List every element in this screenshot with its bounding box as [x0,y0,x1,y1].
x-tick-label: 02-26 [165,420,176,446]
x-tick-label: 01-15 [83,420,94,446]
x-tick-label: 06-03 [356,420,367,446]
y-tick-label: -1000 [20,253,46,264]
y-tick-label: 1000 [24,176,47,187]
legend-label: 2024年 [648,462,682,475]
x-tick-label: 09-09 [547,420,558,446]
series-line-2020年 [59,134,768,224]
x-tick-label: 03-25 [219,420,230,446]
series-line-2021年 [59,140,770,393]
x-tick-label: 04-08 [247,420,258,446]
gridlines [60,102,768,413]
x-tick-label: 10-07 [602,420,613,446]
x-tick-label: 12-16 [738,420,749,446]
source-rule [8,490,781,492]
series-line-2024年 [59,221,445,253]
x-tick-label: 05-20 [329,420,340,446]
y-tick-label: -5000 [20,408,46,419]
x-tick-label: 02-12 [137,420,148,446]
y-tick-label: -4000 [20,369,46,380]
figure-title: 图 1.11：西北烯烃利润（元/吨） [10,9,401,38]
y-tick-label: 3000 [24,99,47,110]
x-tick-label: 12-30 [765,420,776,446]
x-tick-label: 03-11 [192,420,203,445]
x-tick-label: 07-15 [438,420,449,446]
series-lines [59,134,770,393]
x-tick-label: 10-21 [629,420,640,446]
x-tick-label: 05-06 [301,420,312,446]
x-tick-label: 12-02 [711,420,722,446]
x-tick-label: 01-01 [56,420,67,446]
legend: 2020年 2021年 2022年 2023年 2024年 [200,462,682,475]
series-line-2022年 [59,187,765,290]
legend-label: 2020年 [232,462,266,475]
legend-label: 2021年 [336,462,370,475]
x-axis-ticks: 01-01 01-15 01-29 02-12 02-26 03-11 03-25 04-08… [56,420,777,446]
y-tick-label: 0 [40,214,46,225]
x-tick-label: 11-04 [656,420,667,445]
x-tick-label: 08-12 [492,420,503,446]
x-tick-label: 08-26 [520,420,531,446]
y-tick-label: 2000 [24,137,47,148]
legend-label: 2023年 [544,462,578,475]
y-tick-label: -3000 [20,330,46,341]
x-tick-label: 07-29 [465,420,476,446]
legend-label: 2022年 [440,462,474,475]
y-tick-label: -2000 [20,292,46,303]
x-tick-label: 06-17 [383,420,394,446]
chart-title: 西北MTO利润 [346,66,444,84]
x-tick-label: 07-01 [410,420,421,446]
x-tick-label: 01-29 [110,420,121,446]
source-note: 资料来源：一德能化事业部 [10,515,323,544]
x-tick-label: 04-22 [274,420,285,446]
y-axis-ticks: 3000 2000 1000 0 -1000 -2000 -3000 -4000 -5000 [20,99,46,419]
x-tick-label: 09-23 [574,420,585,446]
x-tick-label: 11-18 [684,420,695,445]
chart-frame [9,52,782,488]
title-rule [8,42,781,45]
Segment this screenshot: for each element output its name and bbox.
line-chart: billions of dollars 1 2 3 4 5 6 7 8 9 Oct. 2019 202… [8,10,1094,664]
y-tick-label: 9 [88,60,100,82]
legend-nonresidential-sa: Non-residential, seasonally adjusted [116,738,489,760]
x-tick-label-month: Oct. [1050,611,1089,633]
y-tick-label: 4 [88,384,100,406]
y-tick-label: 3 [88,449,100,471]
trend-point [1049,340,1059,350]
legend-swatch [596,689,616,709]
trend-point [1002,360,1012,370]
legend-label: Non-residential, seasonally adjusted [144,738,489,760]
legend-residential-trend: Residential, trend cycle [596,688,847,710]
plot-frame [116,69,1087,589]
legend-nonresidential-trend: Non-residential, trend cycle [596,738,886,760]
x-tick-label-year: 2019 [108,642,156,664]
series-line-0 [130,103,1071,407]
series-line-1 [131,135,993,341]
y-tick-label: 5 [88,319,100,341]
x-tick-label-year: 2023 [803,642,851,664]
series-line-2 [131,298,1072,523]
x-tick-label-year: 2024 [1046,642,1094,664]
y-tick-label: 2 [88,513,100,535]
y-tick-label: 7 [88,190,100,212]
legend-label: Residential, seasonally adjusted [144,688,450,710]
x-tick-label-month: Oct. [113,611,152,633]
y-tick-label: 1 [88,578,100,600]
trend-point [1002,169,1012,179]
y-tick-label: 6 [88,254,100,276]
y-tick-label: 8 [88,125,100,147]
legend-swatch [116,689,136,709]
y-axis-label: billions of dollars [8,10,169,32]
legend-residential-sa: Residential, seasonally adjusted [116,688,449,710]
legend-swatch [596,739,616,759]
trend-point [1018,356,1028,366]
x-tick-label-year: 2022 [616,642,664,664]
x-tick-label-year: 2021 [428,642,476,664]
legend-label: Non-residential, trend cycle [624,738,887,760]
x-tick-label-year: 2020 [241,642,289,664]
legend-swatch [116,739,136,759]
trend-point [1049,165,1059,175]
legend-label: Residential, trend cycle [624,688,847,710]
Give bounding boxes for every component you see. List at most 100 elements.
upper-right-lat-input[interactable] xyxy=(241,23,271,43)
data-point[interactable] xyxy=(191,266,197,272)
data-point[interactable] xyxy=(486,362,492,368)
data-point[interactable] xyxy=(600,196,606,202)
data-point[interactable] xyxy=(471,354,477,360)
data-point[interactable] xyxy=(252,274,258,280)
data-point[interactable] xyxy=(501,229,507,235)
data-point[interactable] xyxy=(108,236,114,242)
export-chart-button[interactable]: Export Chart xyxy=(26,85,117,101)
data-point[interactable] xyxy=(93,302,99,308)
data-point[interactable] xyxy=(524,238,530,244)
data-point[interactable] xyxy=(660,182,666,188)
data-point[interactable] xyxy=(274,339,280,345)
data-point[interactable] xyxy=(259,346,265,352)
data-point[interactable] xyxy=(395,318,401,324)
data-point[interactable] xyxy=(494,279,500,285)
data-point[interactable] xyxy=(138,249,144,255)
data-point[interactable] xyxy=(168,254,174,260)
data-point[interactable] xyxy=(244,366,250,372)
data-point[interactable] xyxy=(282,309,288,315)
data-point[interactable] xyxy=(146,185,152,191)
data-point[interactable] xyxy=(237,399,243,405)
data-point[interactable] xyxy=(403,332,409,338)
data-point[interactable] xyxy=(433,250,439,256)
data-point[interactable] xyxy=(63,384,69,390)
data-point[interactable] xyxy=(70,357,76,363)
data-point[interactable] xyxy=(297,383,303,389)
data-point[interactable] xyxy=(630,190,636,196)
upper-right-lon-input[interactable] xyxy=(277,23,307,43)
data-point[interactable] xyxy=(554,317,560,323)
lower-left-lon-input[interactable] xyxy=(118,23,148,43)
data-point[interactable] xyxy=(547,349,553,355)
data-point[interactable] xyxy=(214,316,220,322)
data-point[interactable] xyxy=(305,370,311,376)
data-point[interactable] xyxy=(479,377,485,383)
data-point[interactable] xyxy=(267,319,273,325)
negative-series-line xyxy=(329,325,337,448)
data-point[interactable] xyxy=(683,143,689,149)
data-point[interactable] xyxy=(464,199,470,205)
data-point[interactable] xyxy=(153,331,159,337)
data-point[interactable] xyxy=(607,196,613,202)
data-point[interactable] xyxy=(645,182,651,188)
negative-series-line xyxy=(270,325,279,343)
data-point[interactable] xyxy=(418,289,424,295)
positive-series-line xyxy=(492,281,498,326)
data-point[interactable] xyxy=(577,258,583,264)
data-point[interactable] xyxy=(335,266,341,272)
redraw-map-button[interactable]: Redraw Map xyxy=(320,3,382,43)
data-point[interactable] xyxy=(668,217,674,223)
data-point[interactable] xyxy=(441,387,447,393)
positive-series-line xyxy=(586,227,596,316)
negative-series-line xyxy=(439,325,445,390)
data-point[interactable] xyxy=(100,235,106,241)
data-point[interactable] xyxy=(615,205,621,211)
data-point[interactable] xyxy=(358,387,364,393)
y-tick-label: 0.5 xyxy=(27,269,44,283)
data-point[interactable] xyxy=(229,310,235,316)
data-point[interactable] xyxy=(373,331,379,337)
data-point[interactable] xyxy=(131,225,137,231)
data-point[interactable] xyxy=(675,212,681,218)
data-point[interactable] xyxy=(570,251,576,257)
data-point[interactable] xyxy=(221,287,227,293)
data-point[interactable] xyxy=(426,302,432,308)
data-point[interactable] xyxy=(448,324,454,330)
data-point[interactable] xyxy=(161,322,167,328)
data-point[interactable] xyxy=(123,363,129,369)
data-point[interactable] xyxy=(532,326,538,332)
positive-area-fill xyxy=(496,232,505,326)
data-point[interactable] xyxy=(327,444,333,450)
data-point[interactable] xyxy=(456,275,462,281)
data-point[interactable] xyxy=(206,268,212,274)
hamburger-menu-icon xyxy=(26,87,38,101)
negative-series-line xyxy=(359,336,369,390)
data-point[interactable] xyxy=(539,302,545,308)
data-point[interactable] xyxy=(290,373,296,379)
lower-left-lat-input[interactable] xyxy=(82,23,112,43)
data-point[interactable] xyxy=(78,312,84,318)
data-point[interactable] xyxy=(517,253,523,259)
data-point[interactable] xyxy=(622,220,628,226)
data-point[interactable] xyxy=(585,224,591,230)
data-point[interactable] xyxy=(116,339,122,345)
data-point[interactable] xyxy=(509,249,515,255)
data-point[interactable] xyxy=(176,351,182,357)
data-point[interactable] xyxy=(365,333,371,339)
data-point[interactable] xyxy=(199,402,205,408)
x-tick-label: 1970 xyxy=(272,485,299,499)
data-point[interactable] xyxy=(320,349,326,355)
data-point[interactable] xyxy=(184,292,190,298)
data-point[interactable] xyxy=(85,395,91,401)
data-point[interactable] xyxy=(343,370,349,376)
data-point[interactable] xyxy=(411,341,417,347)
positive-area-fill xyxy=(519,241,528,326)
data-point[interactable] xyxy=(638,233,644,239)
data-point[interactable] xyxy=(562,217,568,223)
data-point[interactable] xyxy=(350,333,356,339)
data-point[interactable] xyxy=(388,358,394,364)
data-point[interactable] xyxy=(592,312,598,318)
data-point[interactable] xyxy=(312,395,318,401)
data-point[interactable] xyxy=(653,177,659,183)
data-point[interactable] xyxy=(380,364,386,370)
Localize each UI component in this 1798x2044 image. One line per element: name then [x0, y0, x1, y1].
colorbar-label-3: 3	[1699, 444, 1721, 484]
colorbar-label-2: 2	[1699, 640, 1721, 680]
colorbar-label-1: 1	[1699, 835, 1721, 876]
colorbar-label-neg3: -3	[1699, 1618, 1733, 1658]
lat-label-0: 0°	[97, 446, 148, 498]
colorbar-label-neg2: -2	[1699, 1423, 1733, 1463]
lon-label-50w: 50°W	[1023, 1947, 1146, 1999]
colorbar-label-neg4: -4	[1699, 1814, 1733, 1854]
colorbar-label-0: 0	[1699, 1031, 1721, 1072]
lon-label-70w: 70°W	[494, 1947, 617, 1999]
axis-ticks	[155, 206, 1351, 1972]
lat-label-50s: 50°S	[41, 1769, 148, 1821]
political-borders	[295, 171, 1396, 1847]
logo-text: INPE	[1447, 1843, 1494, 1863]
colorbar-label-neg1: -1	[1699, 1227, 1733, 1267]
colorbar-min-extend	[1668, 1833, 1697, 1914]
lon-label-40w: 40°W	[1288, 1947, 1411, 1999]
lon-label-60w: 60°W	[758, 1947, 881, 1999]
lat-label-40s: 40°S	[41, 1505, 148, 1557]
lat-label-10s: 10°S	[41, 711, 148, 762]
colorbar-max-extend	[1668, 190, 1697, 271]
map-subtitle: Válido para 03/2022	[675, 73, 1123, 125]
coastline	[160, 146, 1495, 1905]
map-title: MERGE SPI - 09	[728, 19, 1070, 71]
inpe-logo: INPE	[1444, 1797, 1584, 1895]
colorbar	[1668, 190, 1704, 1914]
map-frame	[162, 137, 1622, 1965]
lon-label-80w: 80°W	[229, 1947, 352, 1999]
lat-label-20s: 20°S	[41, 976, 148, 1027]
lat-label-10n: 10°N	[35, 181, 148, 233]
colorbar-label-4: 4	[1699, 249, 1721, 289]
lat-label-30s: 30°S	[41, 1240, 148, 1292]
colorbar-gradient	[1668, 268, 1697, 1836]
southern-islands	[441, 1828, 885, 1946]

::::::

Could you reproduce the entries word for word, starting from the first line and ending with the line that contains "legend-label: 2024年 [648,462,682,475]", including both of those lines?

[TASK RESPONSE]
List every element in this screenshot with its bounding box as [x0,y0,x1,y1].
x-tick-label: 02-26 [165,420,176,446]
x-tick-label: 01-15 [83,420,94,446]
x-tick-label: 06-03 [356,420,367,446]
y-tick-label: -1000 [20,253,46,264]
y-tick-label: 1000 [24,176,47,187]
legend-label: 2024年 [648,462,682,475]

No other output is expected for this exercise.